[start]

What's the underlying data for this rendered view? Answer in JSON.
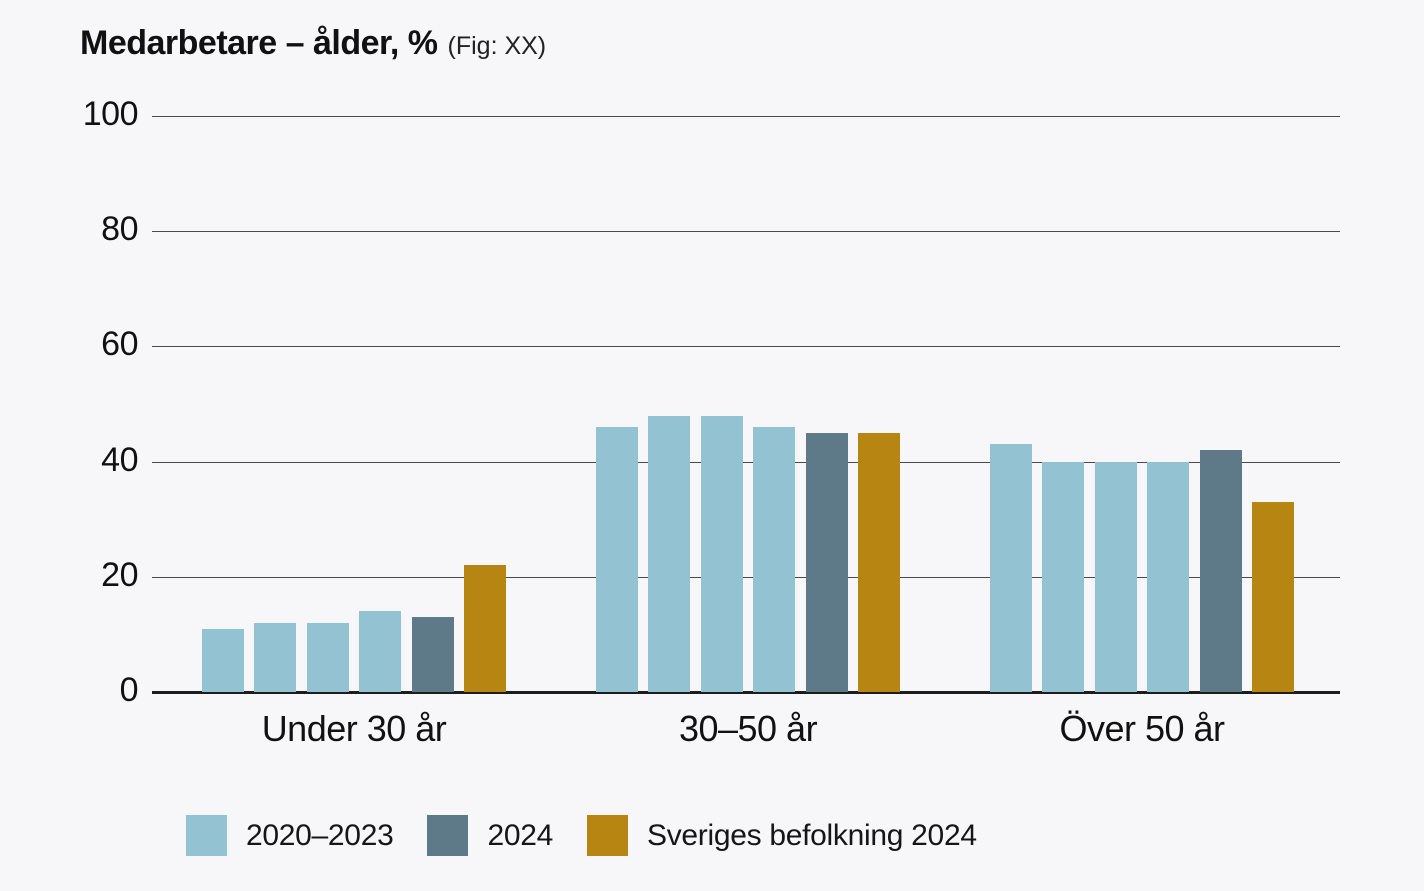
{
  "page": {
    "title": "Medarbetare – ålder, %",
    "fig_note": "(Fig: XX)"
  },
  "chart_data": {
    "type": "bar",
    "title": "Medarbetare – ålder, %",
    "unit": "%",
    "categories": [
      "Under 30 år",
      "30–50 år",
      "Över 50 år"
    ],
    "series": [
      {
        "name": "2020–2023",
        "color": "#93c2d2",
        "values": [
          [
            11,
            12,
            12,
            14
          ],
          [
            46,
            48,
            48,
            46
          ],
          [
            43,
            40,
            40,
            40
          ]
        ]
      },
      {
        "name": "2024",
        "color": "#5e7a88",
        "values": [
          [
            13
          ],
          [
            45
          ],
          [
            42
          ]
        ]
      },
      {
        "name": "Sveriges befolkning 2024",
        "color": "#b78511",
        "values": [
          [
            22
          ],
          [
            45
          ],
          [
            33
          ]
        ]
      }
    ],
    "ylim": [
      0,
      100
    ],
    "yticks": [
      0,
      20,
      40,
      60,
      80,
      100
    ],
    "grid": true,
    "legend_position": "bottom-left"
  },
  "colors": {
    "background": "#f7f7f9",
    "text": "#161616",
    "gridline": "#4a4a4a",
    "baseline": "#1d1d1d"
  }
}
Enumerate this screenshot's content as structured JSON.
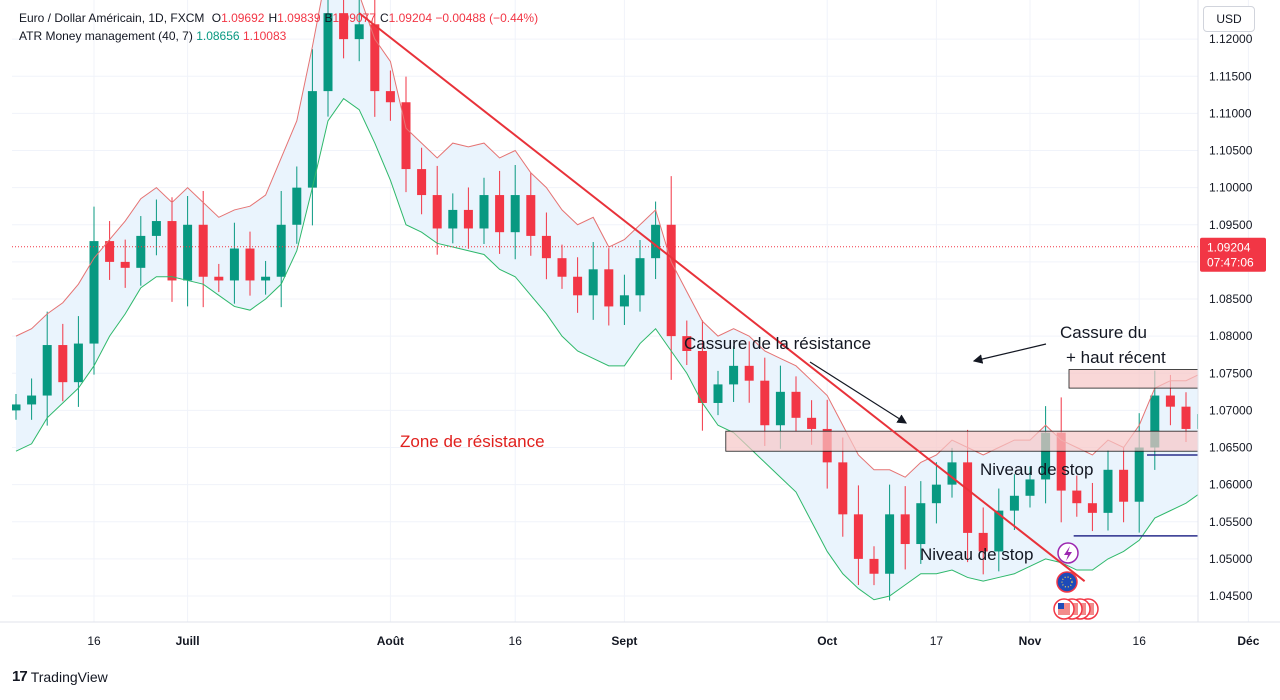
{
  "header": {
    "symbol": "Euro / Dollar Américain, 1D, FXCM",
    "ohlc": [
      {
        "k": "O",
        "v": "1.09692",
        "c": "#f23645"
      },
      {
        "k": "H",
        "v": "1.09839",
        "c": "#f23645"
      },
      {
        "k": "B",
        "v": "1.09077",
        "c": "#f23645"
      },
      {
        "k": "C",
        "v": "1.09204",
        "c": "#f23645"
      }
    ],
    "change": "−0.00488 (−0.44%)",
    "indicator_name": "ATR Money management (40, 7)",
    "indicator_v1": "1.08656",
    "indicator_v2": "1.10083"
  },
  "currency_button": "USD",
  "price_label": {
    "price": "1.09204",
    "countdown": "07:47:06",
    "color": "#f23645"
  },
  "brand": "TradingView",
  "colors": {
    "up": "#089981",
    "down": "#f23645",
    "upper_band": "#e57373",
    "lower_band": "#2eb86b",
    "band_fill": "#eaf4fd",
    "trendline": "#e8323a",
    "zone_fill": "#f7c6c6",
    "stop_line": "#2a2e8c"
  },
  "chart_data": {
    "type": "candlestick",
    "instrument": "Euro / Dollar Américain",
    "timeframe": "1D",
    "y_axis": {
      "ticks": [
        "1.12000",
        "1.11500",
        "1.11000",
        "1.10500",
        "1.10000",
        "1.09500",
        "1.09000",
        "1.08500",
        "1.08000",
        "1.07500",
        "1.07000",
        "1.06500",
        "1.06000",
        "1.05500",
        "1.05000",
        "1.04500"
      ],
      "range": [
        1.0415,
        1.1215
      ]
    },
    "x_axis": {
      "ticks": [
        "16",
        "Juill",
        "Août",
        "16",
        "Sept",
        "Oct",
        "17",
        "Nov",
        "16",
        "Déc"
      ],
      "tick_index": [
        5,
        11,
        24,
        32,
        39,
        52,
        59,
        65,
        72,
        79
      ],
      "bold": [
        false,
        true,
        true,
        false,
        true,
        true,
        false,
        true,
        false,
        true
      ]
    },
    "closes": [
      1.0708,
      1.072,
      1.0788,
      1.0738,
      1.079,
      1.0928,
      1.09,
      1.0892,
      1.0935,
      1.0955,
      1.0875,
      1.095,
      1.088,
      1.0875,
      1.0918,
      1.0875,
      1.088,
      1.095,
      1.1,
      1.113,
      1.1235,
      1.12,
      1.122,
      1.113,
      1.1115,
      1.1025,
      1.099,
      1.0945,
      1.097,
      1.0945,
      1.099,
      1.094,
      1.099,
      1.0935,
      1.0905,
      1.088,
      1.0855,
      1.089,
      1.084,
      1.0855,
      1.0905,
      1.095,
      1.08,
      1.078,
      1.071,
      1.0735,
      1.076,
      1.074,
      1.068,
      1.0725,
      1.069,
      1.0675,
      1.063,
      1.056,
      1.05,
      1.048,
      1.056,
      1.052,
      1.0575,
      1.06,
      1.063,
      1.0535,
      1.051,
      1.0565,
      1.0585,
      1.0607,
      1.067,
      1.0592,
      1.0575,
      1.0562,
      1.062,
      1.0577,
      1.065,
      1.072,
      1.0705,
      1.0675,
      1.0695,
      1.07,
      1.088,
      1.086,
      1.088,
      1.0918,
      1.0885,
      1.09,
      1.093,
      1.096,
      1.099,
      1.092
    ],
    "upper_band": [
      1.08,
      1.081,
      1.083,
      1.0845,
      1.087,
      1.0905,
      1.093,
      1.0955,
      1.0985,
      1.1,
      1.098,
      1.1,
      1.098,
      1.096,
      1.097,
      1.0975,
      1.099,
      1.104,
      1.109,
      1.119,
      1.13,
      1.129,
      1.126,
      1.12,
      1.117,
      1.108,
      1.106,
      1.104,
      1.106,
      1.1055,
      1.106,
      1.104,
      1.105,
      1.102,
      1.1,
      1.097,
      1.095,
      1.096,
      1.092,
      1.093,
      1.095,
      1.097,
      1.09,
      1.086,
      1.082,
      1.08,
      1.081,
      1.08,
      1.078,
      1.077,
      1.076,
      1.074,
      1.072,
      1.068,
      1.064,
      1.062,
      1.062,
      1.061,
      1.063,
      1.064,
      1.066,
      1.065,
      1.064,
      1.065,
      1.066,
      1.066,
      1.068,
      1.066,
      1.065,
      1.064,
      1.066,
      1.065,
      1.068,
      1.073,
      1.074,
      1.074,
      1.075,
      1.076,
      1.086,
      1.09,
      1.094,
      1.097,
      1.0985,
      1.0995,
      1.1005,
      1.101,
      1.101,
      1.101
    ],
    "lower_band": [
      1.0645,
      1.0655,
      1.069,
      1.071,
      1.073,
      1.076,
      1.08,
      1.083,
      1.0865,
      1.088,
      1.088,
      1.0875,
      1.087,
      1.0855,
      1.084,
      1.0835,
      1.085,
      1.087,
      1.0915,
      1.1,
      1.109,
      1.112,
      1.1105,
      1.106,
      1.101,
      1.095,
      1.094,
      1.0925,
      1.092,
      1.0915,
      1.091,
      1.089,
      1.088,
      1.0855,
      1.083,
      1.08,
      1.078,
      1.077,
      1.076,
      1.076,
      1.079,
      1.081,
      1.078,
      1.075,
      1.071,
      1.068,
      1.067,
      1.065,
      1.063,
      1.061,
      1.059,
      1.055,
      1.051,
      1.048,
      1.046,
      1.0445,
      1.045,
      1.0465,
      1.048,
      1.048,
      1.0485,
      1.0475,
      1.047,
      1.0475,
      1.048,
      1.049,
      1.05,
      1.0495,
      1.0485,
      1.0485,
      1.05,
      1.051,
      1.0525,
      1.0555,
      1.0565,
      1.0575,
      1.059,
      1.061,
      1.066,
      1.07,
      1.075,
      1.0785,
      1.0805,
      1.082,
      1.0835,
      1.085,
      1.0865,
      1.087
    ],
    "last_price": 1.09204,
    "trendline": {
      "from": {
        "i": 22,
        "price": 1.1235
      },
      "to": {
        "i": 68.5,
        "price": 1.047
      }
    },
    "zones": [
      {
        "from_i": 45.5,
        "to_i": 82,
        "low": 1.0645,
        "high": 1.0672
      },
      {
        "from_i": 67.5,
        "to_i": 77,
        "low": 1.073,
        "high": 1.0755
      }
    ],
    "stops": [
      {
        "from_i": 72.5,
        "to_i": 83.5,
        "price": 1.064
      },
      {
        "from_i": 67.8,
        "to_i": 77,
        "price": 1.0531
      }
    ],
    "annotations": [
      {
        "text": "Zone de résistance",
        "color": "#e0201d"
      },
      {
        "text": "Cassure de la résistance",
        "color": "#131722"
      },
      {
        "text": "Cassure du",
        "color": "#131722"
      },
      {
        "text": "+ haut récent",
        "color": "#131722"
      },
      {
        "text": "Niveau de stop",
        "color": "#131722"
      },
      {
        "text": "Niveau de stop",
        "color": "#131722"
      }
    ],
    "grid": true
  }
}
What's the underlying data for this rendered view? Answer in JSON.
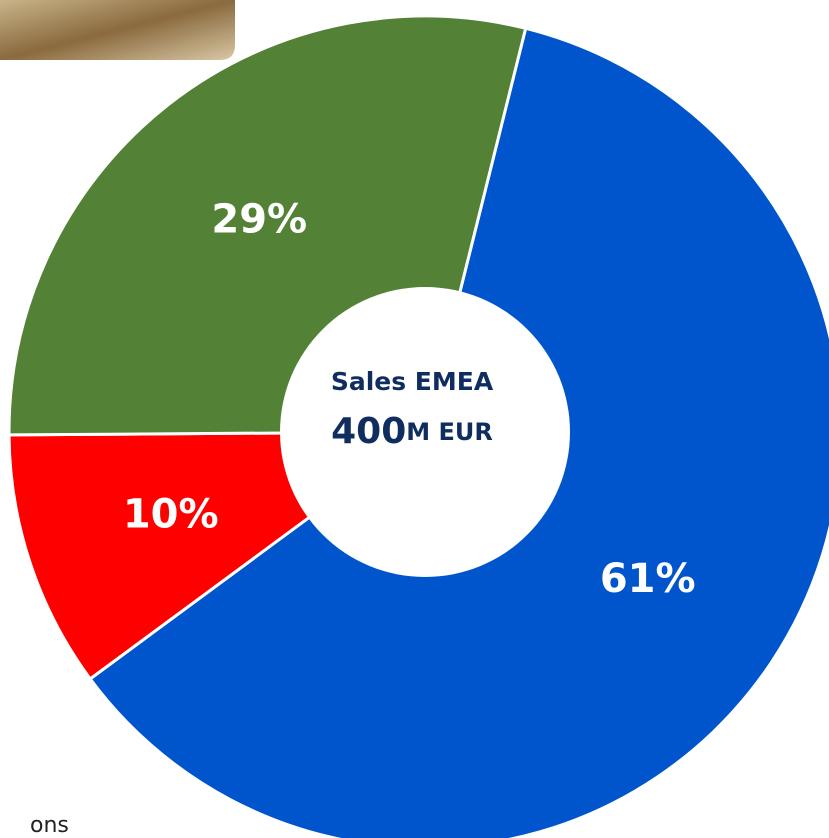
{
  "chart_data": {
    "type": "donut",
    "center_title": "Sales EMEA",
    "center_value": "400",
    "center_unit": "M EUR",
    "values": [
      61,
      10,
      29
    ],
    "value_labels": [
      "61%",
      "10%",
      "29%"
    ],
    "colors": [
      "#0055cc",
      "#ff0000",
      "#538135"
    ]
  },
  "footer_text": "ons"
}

[end]

Given task ::
Pick out, from the lines above, every one that contains the string "type".

The completed task ::
    "type": "bar",
    "type": "candlestick",
    "type": "donut",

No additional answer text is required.